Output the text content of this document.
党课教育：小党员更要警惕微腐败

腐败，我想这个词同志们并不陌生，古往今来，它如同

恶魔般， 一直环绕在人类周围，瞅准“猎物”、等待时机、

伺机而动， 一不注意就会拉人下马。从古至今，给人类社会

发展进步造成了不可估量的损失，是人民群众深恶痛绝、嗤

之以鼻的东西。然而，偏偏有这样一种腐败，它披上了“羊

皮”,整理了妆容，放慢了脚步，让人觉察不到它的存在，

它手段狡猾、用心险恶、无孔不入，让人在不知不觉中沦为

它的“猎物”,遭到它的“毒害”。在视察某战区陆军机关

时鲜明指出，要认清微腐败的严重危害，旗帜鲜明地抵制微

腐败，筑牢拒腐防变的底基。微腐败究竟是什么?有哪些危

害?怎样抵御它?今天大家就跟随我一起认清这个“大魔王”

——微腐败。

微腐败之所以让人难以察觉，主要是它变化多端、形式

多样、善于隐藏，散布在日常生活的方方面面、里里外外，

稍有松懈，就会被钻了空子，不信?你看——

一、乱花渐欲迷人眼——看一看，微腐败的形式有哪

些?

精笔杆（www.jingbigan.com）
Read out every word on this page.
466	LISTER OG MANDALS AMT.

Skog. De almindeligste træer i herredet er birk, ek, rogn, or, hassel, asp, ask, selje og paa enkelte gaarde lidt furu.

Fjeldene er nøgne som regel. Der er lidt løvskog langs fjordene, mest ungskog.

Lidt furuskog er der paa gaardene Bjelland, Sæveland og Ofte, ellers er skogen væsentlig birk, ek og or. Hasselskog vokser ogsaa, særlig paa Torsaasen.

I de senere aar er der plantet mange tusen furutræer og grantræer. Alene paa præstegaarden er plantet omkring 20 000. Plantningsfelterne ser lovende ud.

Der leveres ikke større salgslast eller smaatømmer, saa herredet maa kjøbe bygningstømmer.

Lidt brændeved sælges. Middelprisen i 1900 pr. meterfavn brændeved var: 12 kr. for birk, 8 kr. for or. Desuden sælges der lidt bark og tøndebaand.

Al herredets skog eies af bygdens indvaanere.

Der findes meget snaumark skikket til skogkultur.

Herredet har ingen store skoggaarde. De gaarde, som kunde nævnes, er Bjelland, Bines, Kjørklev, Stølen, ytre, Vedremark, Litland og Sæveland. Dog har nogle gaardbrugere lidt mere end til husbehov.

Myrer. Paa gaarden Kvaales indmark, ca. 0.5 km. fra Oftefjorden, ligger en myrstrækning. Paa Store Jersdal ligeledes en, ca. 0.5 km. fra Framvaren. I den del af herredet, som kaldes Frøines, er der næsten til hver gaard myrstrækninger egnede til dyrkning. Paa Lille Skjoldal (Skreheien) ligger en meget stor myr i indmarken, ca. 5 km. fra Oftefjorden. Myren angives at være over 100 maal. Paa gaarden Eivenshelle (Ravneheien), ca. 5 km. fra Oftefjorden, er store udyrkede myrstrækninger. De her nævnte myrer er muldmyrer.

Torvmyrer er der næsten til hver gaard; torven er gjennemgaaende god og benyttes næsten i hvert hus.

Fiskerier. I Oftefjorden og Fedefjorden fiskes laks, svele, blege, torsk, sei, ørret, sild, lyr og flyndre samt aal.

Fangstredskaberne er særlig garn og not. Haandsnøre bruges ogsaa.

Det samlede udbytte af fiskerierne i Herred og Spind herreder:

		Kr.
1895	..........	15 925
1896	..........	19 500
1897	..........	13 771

* [The problem]: Your task is to write out the lines from the one with "Read out every word on this page." through the end of the records, exactly and with nothing added.

* [Response to the exercise]:
Read out every word on this page.
466	LISTER OG MANDALS AMT.

Skog. De almindeligste træer i herredet er birk, ek, rogn, or, hassel, asp, ask, selje og paa enkelte gaarde lidt furu.

Fjeldene er nøgne som regel. Der er lidt løvskog langs fjordene, mest ungskog.

Lidt furuskog er der paa gaardene Bjelland, Sæveland og Ofte, ellers er skogen væsentlig birk, ek og or. Hasselskog vokser ogsaa, særlig paa Torsaasen.

I de senere aar er der plantet mange tusen furutræer og grantræer. Alene paa præstegaarden er plantet omkring 20 000. Plantningsfelterne ser lovende ud.

Der leveres ikke større salgslast eller smaatømmer, saa herredet maa kjøbe bygningstømmer.

Lidt brændeved sælges. Middelprisen i 1900 pr. meterfavn brændeved var: 12 kr. for birk, 8 kr. for or. Desuden sælges der lidt bark og tøndebaand.

Al herredets skog eies af bygdens indvaanere.

Der findes meget snaumark skikket til skogkultur.

Herredet har ingen store skoggaarde. De gaarde, som kunde nævnes, er Bjelland, Bines, Kjørklev, Stølen, ytre, Vedremark, Litland og Sæveland. Dog har nogle gaardbrugere lidt mere end til husbehov.

Myrer. Paa gaarden Kvaales indmark, ca. 0.5 km. fra Oftefjorden, ligger en myrstrækning. Paa Store Jersdal ligeledes en, ca. 0.5 km. fra Framvaren. I den del af herredet, som kaldes Frøines, er der næsten til hver gaard myrstrækninger egnede til dyrkning. Paa Lille Skjoldal (Skreheien) ligger en meget stor myr i indmarken, ca. 5 km. fra Oftefjorden. Myren angives at være over 100 maal. Paa gaarden Eivenshelle (Ravneheien), ca. 5 km. fra Oftefjorden, er store udyrkede myrstrækninger. De her nævnte myrer er muldmyrer.

Torvmyrer er der næsten til hver gaard; torven er gjennemgaaende god og benyttes næsten i hvert hus.

Fiskerier. I Oftefjorden og Fedefjorden fiskes laks, svele, blege, torsk, sei, ørret, sild, lyr og flyndre samt aal.

Fangstredskaberne er særlig garn og not. Haandsnøre bruges ogsaa.

Det samlede udbytte af fiskerierne i Herred og Spind herreder:

		Kr.
1895	..........	15 925
1896	..........	19 500
1897	..........	13 771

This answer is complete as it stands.